#### TASK BRIEF
Which lines in the records below contain the word "Login"? Copy each one out.

#### INPUT FOR THIS TASK
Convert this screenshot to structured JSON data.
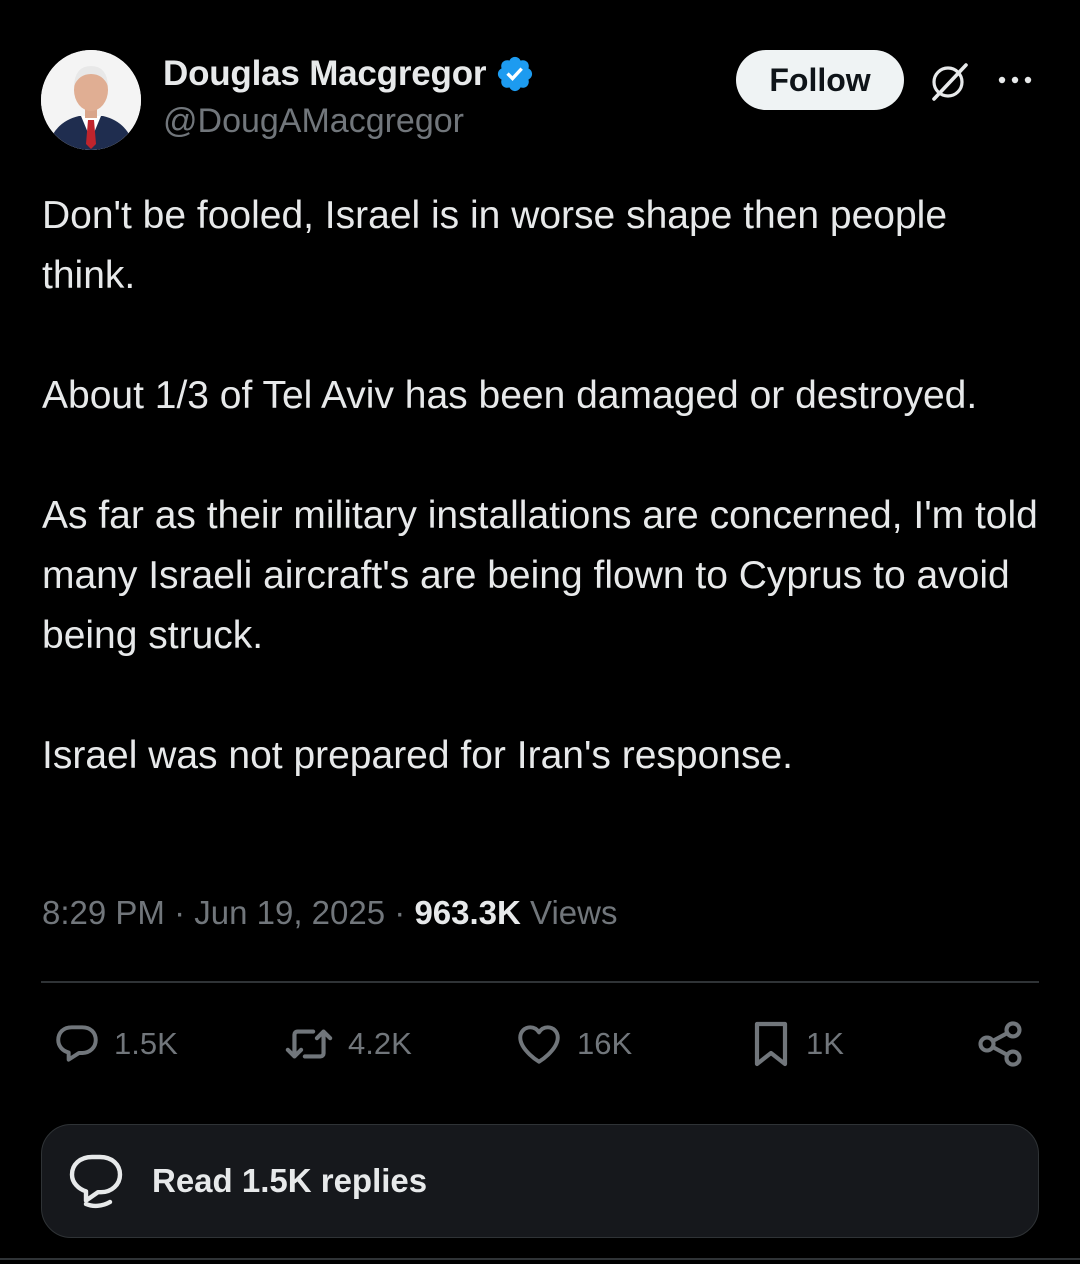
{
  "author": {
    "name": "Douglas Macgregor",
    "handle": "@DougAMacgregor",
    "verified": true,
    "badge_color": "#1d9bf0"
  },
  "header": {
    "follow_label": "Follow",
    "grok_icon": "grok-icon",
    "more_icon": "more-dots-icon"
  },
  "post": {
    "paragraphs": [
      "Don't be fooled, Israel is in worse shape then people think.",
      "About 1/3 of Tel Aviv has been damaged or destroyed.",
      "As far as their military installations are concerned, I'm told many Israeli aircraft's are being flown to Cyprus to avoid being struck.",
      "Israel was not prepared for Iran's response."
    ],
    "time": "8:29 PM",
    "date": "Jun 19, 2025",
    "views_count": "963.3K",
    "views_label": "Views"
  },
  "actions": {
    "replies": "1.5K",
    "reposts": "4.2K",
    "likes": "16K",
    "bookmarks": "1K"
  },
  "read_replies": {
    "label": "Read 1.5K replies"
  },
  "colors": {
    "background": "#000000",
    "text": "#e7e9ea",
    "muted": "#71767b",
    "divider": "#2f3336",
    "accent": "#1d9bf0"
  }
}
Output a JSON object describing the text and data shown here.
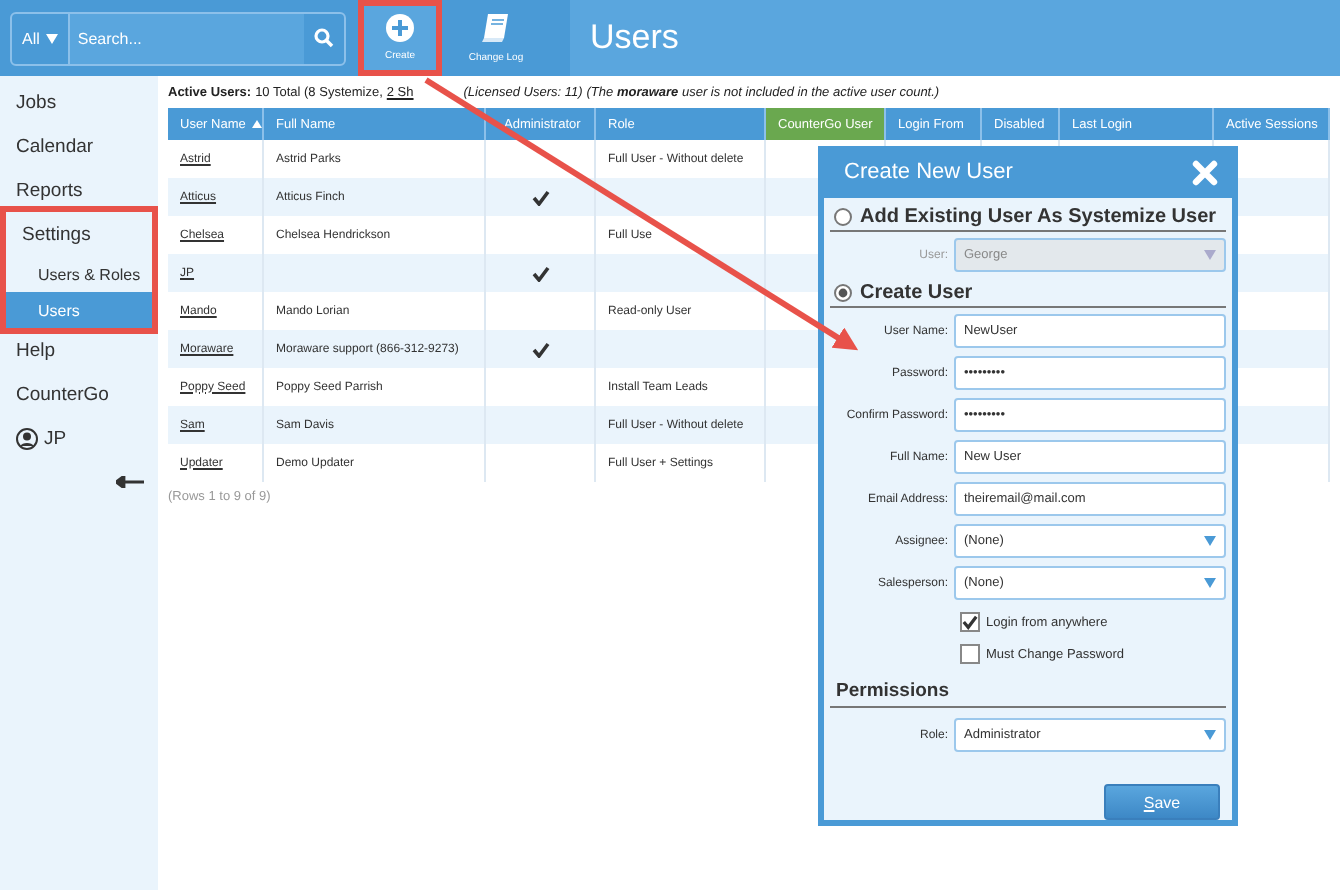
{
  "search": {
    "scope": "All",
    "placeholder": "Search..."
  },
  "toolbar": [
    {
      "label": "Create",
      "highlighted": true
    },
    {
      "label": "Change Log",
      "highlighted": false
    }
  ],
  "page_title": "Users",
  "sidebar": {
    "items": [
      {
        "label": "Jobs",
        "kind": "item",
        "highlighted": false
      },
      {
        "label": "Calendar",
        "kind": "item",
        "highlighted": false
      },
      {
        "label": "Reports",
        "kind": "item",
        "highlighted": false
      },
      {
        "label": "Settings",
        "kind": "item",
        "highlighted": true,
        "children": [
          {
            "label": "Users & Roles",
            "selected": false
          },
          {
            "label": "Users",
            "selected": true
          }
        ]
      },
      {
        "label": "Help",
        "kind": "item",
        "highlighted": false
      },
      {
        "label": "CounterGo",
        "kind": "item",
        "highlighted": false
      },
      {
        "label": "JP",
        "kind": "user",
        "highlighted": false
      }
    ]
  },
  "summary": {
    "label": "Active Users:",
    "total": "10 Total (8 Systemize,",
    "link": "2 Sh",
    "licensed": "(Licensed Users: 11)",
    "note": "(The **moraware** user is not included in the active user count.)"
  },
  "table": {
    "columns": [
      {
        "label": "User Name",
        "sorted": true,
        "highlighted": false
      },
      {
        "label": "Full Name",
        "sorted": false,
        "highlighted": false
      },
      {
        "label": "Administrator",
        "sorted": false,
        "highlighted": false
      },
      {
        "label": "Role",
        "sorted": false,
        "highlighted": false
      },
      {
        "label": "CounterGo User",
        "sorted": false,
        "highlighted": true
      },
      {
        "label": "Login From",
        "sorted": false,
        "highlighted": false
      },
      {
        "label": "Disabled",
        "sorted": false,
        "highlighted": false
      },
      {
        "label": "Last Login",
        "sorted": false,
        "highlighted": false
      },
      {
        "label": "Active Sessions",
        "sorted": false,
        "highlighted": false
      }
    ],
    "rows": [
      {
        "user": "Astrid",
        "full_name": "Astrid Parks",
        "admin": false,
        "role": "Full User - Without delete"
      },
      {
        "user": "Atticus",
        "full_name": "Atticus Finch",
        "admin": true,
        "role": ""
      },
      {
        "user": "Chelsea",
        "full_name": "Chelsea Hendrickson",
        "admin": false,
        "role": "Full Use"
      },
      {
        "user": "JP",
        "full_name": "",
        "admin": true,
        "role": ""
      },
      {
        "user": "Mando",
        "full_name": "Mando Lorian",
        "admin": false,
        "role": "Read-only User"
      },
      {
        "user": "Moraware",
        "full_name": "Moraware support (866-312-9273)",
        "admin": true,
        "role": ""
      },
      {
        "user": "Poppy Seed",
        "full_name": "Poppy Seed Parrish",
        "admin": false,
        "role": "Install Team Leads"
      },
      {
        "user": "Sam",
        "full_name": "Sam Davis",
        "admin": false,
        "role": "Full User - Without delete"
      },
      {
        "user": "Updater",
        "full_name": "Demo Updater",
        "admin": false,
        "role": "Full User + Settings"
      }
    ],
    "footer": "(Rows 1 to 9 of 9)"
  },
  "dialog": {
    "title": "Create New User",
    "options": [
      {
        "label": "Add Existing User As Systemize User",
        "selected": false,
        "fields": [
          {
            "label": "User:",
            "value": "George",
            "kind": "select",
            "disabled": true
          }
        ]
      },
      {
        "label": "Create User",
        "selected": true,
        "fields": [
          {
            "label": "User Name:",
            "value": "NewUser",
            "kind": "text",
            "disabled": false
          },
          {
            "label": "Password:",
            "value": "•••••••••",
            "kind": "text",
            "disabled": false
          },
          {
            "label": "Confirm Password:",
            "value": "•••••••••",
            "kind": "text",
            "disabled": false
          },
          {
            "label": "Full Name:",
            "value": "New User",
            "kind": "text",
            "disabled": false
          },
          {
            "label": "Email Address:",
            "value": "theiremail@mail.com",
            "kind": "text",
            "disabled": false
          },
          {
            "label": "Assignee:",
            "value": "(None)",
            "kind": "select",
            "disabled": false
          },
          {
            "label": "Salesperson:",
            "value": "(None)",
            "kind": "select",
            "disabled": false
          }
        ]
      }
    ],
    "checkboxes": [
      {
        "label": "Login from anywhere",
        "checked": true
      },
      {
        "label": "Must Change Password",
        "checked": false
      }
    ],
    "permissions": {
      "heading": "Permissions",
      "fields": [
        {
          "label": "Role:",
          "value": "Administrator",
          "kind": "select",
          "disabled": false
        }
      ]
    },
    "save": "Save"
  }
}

--

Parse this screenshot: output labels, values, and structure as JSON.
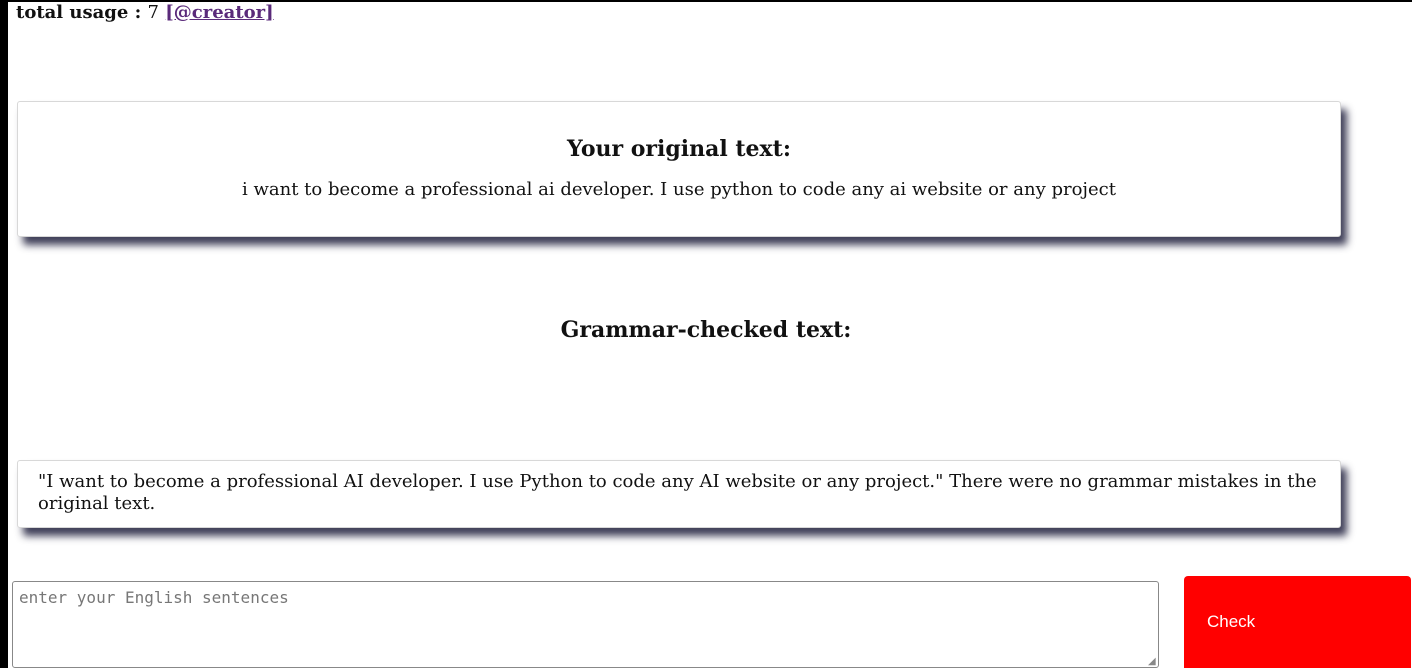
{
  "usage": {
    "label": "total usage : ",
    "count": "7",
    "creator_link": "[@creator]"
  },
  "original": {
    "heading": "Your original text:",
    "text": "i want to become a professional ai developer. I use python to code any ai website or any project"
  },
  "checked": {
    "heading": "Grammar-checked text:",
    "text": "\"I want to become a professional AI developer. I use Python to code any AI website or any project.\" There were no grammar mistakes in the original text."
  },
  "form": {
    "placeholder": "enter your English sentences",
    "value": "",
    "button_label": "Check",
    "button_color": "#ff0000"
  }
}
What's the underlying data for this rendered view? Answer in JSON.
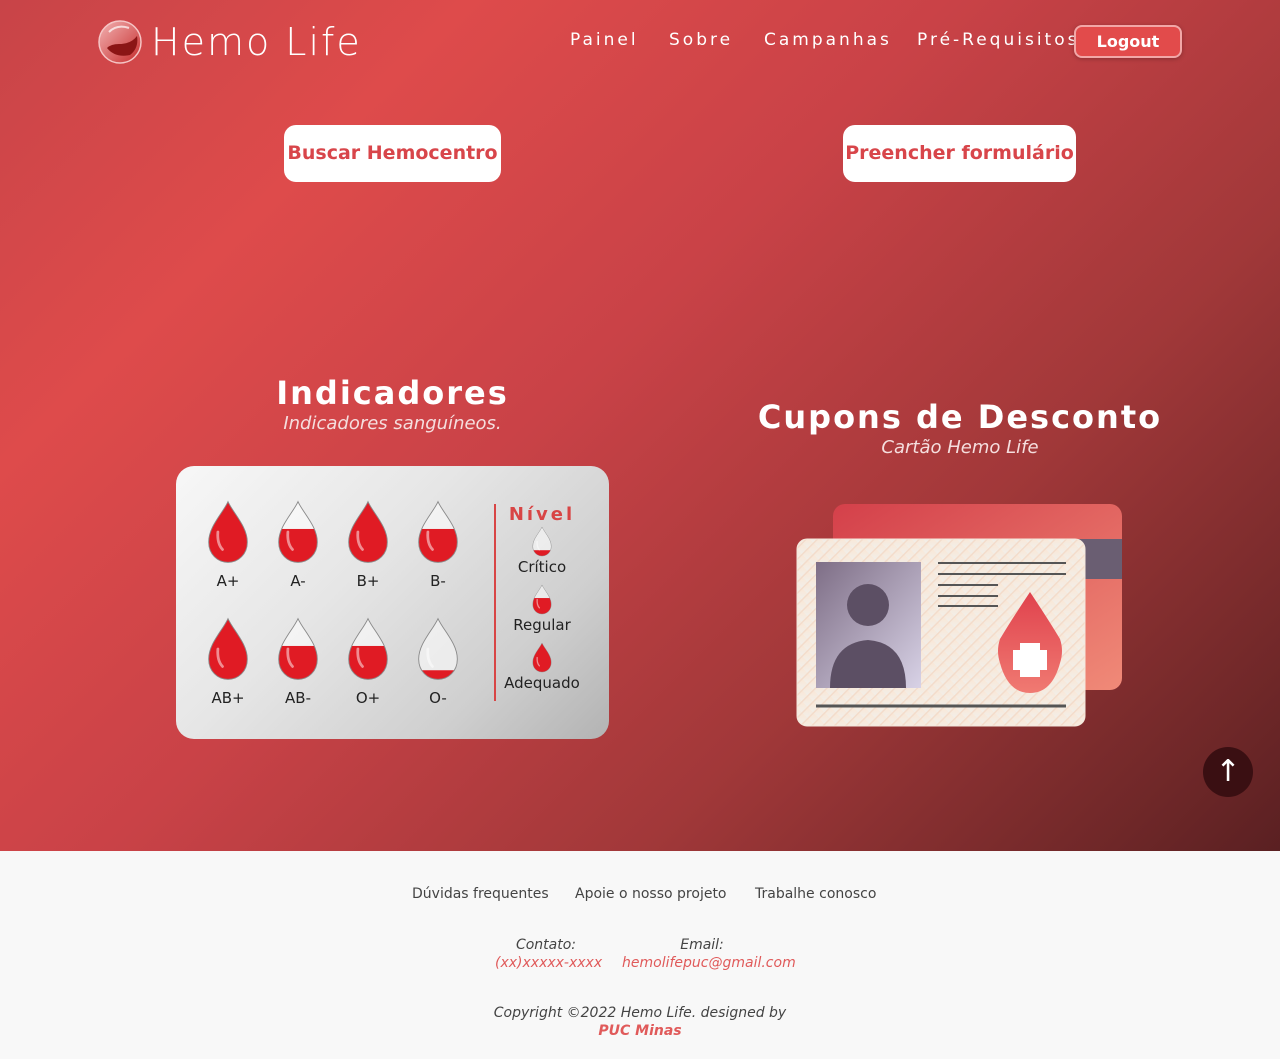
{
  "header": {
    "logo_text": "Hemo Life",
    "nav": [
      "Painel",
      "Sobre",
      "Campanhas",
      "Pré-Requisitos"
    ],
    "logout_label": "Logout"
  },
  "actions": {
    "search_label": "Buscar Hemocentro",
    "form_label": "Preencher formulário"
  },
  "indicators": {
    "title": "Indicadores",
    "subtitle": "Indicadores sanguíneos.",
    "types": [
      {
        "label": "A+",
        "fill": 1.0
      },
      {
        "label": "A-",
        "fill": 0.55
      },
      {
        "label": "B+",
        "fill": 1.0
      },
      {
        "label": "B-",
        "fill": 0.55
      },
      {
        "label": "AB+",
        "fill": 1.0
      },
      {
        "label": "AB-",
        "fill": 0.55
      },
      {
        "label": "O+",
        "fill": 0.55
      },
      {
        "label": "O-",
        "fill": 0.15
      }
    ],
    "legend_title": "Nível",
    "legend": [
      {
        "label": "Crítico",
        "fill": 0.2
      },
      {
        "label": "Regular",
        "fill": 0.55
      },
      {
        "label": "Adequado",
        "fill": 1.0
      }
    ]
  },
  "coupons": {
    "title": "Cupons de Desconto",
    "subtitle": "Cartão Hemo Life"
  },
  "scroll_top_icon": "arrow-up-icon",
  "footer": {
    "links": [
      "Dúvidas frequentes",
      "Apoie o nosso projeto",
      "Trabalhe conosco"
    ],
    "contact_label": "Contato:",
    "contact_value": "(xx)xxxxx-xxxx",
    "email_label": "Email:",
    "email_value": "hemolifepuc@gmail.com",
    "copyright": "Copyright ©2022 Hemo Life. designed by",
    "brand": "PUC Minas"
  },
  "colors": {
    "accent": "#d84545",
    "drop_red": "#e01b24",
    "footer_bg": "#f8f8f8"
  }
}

#### CORRECT ANSWER
        "label": "Login From",
        "label": "Last Login",
        "label": "Login from anywhere",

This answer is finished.